Grã-Bretanha é forçada a mudar modelo de caças

Os custos crescentes e os atrasos forçaram nesta quinta-feira a Grã-Bretanha reverter uma decisão sobre o tipo de caça que vai comprar em um programa de armas multibilionário, em uma embaraçosa reviravolta para o primeiro-ministro, David Cameron, depois de semanas de manchetes ruins.

MOHAMMED ABBAS E RHYS JONES, REUTERS

10 Maio 2012 | 16h59

A Grã-Bretanha vai agora optar pelo jato modelo F35 Joint Strike Fighter (JSF), construído pela empresa norte-americana Lockheed Martin, a escolha original do governo trabalhista anterior e que o gabinete de Cameron já havia descartado como inadequada.

Registros fornecidos:
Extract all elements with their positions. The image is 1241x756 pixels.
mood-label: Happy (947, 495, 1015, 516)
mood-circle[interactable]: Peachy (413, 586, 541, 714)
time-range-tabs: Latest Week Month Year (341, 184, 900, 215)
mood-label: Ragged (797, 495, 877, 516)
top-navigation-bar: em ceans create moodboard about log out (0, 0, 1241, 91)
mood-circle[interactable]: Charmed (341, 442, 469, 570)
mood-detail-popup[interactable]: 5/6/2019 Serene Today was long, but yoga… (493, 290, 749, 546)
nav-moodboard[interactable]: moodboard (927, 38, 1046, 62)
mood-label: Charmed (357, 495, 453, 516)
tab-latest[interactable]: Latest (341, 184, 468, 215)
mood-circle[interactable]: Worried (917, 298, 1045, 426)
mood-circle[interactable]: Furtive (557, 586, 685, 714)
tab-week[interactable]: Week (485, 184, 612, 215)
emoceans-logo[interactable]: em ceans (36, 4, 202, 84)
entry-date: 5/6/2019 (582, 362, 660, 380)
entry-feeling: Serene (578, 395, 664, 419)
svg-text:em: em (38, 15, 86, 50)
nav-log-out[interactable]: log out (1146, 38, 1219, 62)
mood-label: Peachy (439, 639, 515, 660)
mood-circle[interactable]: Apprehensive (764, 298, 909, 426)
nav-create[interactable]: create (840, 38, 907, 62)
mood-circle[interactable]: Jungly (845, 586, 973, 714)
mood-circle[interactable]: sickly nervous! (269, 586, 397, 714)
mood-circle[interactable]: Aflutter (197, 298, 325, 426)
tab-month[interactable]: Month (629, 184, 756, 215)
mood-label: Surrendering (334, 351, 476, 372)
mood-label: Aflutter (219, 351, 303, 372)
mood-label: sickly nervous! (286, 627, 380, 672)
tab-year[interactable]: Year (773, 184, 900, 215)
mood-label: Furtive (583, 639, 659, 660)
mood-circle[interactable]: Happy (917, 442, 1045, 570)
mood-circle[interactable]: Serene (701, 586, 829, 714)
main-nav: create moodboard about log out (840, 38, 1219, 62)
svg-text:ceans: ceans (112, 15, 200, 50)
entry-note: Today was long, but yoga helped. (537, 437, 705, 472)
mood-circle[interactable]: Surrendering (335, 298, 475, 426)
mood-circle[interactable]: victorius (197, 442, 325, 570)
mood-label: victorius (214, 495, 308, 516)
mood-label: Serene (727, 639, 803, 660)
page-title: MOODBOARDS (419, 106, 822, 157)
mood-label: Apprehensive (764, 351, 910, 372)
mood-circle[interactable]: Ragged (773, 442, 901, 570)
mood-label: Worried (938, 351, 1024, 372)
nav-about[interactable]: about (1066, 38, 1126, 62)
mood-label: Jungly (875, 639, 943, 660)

Tarefas do exercício:
(1) Diga se cada afirmação abaixo está de acordo com a notícia sobre os caças, respondendo sim ou não e citando literalmente as palavras do texto que decidem a questão. (a) A Grã-Bretanha vai optar por um jato construído pela Lockheed Martin. (b) O F35 foi a escolha original do gabinete de Cameron. (c) A mudança de decisão foi forçada por custos crescentes e atrasos.
(2) Transcreva sem alterações o trecho da notícia sobre os caças que começa em "Os custos crescentes" e termina depois de "descartado como inadequada.".
Os registros vêm de outra fonte.

Respostas às tarefas:
(1)
(a) Sim: "A Grã-Bretanha vai agora optar pelo jato modelo F35 Joint Strike Fighter (JSF), construído pela empresa norte-americana Lockheed Martin".
(b) Não: "a escolha original do governo trabalhista anterior e que o gabinete de Cameron já havia descartado como inadequada".
(c) Sim: "Os custos crescentes e os atrasos forçaram nesta quinta-feira a Grã-Bretanha reverter uma decisão".

(2)
Os custos crescentes e os atrasos forçaram nesta quinta-feira a Grã-Bretanha reverter uma decisão sobre o tipo de caça que vai comprar em um programa de armas multibilionário, em uma embaraçosa reviravolta para o primeiro-ministro, David Cameron, depois de semanas de manchetes ruins.

MOHAMMED ABBAS E RHYS JONES, REUTERS

10 Maio 2012 | 16h59

A Grã-Bretanha vai agora optar pelo jato modelo F35 Joint Strike Fighter (JSF), construído pela empresa norte-americana Lockheed Martin, a escolha original do governo trabalhista anterior e que o gabinete de Cameron já havia descartado como inadequada.